> **TASK MATERIAL**
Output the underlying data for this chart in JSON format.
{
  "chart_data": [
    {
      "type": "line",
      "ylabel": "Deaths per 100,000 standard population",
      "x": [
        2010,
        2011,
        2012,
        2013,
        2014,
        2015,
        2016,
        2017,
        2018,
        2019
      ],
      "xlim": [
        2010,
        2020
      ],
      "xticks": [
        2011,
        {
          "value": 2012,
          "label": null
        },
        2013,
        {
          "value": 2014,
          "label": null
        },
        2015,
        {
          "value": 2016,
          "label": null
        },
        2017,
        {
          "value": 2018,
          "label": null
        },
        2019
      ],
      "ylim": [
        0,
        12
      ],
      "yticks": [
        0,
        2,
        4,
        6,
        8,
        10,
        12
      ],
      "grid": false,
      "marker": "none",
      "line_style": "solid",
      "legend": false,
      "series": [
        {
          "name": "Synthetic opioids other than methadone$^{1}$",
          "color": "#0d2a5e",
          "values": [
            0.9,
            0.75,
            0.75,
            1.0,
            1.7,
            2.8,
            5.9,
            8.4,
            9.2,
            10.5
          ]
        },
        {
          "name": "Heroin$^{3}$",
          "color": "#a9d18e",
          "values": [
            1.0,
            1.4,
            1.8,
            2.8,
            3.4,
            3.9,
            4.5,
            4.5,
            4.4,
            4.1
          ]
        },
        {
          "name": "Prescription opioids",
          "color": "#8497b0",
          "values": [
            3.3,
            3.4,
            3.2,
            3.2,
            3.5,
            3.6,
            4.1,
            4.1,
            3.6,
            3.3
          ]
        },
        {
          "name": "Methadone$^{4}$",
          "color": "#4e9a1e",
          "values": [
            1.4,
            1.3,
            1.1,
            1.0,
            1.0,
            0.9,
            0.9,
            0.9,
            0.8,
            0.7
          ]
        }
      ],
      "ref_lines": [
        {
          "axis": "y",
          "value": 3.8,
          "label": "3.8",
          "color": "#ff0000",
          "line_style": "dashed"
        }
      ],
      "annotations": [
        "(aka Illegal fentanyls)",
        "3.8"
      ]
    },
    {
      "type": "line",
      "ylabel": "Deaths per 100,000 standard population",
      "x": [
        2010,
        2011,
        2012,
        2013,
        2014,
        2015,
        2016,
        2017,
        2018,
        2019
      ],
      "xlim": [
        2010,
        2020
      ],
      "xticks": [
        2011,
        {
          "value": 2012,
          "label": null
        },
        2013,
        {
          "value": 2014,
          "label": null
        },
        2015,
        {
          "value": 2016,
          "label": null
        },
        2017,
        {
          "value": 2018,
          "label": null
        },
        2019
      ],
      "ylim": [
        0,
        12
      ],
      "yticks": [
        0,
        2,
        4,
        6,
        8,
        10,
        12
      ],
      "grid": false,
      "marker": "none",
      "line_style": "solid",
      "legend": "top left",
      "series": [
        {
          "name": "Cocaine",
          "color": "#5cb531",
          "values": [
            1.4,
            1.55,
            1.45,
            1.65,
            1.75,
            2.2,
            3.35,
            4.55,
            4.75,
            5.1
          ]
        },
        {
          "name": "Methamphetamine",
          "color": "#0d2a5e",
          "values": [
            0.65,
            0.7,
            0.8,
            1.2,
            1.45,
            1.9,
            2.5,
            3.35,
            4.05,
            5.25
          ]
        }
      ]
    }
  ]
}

--

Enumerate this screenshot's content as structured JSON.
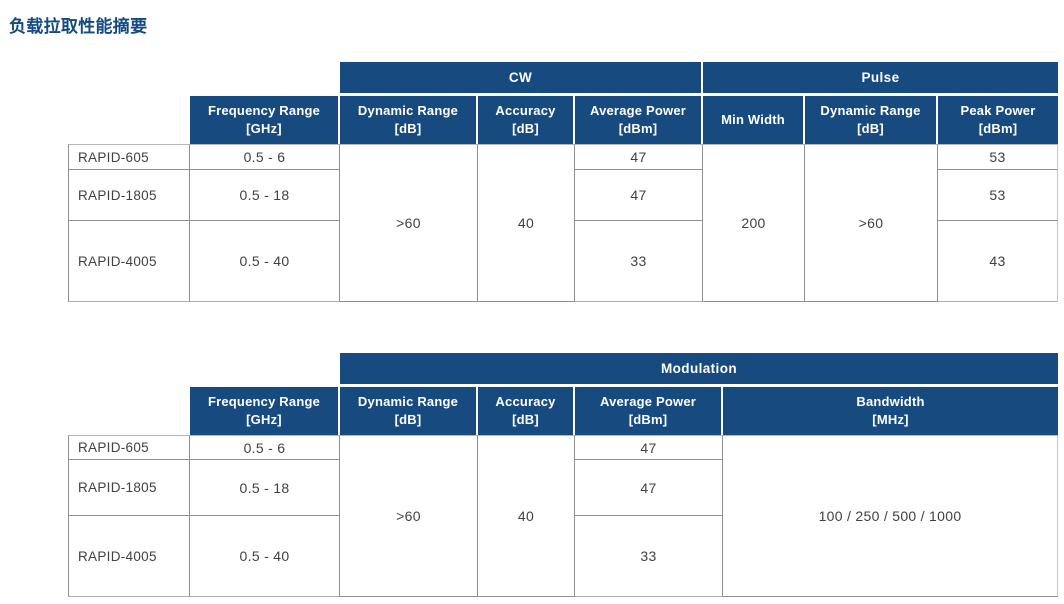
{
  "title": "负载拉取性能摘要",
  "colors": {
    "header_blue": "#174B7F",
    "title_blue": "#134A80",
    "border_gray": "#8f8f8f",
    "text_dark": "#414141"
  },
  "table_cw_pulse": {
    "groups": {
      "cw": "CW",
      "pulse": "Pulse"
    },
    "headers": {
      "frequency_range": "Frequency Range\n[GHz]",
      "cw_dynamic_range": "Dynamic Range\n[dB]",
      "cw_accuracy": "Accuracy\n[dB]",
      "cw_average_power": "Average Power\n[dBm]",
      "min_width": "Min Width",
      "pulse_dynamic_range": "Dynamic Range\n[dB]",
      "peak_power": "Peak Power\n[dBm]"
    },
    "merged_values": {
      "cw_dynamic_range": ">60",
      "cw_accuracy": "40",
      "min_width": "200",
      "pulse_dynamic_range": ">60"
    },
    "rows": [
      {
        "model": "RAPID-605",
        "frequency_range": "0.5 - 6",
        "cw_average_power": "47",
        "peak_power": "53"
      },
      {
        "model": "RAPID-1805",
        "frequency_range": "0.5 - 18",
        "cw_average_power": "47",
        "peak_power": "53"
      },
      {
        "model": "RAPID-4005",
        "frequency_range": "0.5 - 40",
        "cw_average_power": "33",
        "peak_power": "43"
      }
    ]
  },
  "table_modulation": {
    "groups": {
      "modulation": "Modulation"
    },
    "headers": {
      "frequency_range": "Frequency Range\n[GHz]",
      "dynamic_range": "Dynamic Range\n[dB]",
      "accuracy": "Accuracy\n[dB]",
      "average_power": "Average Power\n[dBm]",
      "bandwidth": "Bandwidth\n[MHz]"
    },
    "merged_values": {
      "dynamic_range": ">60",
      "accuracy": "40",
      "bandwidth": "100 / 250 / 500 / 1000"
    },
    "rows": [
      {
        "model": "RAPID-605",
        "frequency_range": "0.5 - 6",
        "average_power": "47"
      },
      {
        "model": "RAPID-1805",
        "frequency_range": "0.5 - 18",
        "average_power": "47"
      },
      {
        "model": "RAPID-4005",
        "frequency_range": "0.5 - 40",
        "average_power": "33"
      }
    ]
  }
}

> **PROBLEM STATEMENT**
Search the data for the string "JSON". List each line that has it.

> **COMPLETED EXERCISE**
Output the underlying data for this chart in JSON format.
Enumerate this screenshot's content as structured JSON.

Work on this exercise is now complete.